▶ _TASK PROMPT_:
Scan the entries below and count the lines holding the string "name". Supply only the number.

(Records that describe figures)
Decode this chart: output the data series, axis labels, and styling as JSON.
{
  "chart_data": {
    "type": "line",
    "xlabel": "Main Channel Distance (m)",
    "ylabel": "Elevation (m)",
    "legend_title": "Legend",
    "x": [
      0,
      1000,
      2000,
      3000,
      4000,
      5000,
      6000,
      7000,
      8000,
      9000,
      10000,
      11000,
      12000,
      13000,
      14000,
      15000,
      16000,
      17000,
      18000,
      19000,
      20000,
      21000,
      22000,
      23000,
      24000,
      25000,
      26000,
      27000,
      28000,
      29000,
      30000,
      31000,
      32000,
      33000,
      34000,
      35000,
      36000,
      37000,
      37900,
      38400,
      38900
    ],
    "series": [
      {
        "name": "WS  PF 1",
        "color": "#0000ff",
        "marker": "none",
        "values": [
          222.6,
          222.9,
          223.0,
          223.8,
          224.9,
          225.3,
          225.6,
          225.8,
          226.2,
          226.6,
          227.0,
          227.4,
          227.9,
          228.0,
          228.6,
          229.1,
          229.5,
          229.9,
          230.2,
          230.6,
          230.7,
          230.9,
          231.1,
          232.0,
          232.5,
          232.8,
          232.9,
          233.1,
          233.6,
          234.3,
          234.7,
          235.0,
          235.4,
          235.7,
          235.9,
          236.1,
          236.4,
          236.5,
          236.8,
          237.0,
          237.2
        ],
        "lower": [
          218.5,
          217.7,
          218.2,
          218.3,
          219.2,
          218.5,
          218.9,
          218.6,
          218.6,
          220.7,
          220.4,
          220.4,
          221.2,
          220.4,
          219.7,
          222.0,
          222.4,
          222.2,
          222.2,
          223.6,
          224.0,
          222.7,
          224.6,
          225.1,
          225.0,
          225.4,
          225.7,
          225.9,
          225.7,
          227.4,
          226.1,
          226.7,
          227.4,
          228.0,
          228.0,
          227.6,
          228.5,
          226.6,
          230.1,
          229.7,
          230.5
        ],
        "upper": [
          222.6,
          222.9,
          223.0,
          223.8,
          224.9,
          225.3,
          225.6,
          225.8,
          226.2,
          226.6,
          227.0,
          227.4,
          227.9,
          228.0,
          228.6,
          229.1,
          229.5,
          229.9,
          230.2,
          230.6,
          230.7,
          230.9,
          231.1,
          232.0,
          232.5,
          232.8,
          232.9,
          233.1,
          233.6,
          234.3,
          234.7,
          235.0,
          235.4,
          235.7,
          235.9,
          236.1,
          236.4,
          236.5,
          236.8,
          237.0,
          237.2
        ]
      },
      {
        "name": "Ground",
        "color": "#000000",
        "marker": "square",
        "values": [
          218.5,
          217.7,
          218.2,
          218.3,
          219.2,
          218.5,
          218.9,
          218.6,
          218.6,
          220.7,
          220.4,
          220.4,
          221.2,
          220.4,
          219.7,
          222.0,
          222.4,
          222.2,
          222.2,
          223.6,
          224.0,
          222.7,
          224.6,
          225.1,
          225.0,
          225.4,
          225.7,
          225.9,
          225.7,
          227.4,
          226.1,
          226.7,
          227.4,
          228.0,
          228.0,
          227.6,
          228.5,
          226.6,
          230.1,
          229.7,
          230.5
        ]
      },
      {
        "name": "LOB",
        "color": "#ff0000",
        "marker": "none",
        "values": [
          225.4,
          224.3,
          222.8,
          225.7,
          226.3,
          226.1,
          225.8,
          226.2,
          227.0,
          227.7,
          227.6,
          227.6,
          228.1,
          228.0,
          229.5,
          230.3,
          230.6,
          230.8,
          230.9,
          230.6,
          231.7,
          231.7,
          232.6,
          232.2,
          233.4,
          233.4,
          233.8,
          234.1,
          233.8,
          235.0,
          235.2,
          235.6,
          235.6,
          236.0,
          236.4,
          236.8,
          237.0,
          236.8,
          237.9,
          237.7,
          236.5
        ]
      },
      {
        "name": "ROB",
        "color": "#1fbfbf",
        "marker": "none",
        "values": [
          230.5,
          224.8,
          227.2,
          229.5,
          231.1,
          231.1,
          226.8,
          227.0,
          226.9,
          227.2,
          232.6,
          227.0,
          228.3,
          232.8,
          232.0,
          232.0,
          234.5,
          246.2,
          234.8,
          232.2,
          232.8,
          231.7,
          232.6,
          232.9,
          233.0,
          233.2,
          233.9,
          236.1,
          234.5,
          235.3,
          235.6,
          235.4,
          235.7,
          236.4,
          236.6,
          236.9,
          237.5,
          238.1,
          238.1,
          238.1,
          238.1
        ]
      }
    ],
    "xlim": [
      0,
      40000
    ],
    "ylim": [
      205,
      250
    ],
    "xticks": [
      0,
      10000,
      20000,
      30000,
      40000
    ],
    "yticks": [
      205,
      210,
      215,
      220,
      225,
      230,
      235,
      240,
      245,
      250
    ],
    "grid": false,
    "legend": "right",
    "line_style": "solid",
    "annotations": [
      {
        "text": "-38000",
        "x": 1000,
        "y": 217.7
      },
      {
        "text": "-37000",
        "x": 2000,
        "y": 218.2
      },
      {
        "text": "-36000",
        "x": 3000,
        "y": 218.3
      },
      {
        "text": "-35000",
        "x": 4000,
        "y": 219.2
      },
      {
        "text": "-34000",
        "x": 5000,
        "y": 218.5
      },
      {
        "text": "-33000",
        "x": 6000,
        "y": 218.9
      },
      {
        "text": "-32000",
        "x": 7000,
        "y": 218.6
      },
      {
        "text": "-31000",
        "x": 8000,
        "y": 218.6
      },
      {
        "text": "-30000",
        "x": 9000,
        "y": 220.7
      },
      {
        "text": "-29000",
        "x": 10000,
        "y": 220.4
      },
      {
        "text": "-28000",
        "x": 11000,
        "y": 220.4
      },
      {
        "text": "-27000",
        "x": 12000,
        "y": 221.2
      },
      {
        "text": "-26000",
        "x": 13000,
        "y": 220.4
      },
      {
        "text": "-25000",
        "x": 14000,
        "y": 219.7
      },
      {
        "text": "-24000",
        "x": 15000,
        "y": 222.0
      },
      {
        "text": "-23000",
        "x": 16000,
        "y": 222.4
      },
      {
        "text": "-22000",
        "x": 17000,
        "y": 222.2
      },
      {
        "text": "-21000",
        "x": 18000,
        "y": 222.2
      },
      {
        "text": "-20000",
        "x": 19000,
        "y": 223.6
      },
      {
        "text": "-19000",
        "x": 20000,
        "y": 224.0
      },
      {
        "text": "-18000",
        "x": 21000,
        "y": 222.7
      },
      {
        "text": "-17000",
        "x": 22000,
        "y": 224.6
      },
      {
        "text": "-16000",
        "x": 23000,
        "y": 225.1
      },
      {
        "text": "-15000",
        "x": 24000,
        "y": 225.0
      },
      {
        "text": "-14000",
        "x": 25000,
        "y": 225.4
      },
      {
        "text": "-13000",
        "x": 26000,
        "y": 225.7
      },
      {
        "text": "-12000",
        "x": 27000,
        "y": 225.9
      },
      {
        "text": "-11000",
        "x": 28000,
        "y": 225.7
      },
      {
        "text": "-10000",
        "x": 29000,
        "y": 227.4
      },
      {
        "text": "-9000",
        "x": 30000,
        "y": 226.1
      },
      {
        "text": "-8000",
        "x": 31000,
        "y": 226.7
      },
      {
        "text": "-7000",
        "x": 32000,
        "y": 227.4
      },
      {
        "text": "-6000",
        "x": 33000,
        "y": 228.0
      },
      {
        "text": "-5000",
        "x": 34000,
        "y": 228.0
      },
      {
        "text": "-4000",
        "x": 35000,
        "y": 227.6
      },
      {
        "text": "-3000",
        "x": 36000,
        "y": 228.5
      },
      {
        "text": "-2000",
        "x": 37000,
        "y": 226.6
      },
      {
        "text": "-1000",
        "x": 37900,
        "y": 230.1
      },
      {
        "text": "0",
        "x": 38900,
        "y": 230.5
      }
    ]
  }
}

▶ _FINISHED TASK_:
4